=== Task brief ===
Restate the entries below verbatim.

=== Supplied material ===
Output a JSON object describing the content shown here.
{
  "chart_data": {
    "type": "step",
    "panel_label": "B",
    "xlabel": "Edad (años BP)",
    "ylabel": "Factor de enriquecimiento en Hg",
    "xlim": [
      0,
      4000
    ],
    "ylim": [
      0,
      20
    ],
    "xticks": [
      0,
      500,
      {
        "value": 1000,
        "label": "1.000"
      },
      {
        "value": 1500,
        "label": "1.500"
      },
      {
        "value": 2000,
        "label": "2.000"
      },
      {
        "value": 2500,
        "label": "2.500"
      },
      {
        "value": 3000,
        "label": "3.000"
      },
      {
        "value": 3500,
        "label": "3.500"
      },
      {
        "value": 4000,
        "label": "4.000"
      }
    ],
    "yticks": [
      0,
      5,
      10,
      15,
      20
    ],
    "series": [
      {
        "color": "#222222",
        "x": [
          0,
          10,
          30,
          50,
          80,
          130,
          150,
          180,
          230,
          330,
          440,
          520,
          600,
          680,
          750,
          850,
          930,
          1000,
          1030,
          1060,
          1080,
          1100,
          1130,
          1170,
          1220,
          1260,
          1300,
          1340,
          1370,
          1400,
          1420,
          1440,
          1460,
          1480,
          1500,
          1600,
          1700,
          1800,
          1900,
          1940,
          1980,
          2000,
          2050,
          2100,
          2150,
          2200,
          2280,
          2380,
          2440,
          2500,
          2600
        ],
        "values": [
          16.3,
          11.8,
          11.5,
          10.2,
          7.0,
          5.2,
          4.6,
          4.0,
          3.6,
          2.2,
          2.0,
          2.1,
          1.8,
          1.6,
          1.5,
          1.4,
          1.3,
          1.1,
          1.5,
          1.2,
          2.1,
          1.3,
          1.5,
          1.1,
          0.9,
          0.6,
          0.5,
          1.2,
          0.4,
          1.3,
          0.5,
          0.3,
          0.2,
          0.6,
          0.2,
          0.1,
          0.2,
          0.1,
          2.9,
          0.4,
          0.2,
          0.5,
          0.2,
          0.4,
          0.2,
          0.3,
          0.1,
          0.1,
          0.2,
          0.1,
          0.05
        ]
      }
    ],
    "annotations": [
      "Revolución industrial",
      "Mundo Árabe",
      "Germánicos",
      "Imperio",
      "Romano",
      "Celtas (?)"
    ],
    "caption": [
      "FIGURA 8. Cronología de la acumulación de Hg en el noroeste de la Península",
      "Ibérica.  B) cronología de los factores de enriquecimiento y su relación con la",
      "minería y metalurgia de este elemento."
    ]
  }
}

=== Output for this task ===
Output a JSON object describing the content shown here.
{
  "chart_data": {
    "type": "step",
    "panel_label": "B",
    "xlabel": "Edad (años BP)",
    "ylabel": "Factor de enriquecimiento en Hg",
    "xlim": [
      0,
      4000
    ],
    "ylim": [
      0,
      20
    ],
    "xticks": [
      0,
      500,
      {
        "value": 1000,
        "label": "1.000"
      },
      {
        "value": 1500,
        "label": "1.500"
      },
      {
        "value": 2000,
        "label": "2.000"
      },
      {
        "value": 2500,
        "label": "2.500"
      },
      {
        "value": 3000,
        "label": "3.000"
      },
      {
        "value": 3500,
        "label": "3.500"
      },
      {
        "value": 4000,
        "label": "4.000"
      }
    ],
    "yticks": [
      0,
      5,
      10,
      15,
      20
    ],
    "series": [
      {
        "color": "#222222",
        "x": [
          0,
          10,
          30,
          50,
          80,
          130,
          150,
          180,
          230,
          330,
          440,
          520,
          600,
          680,
          750,
          850,
          930,
          1000,
          1030,
          1060,
          1080,
          1100,
          1130,
          1170,
          1220,
          1260,
          1300,
          1340,
          1370,
          1400,
          1420,
          1440,
          1460,
          1480,
          1500,
          1600,
          1700,
          1800,
          1900,
          1940,
          1980,
          2000,
          2050,
          2100,
          2150,
          2200,
          2280,
          2380,
          2440,
          2500,
          2600
        ],
        "values": [
          16.3,
          11.8,
          11.5,
          10.2,
          7.0,
          5.2,
          4.6,
          4.0,
          3.6,
          2.2,
          2.0,
          2.1,
          1.8,
          1.6,
          1.5,
          1.4,
          1.3,
          1.1,
          1.5,
          1.2,
          2.1,
          1.3,
          1.5,
          1.1,
          0.9,
          0.6,
          0.5,
          1.2,
          0.4,
          1.3,
          0.5,
          0.3,
          0.2,
          0.6,
          0.2,
          0.1,
          0.2,
          0.1,
          2.9,
          0.4,
          0.2,
          0.5,
          0.2,
          0.4,
          0.2,
          0.3,
          0.1,
          0.1,
          0.2,
          0.1,
          0.05
        ]
      }
    ],
    "annotations": [
      "Revolución industrial",
      "Mundo Árabe",
      "Germánicos",
      "Imperio",
      "Romano",
      "Celtas (?)"
    ],
    "caption": [
      "FIGURA 8. Cronología de la acumulación de Hg en el noroeste de la Península",
      "Ibérica.  B) cronología de los factores de enriquecimiento y su relación con la",
      "minería y metalurgia de este elemento."
    ]
  }
}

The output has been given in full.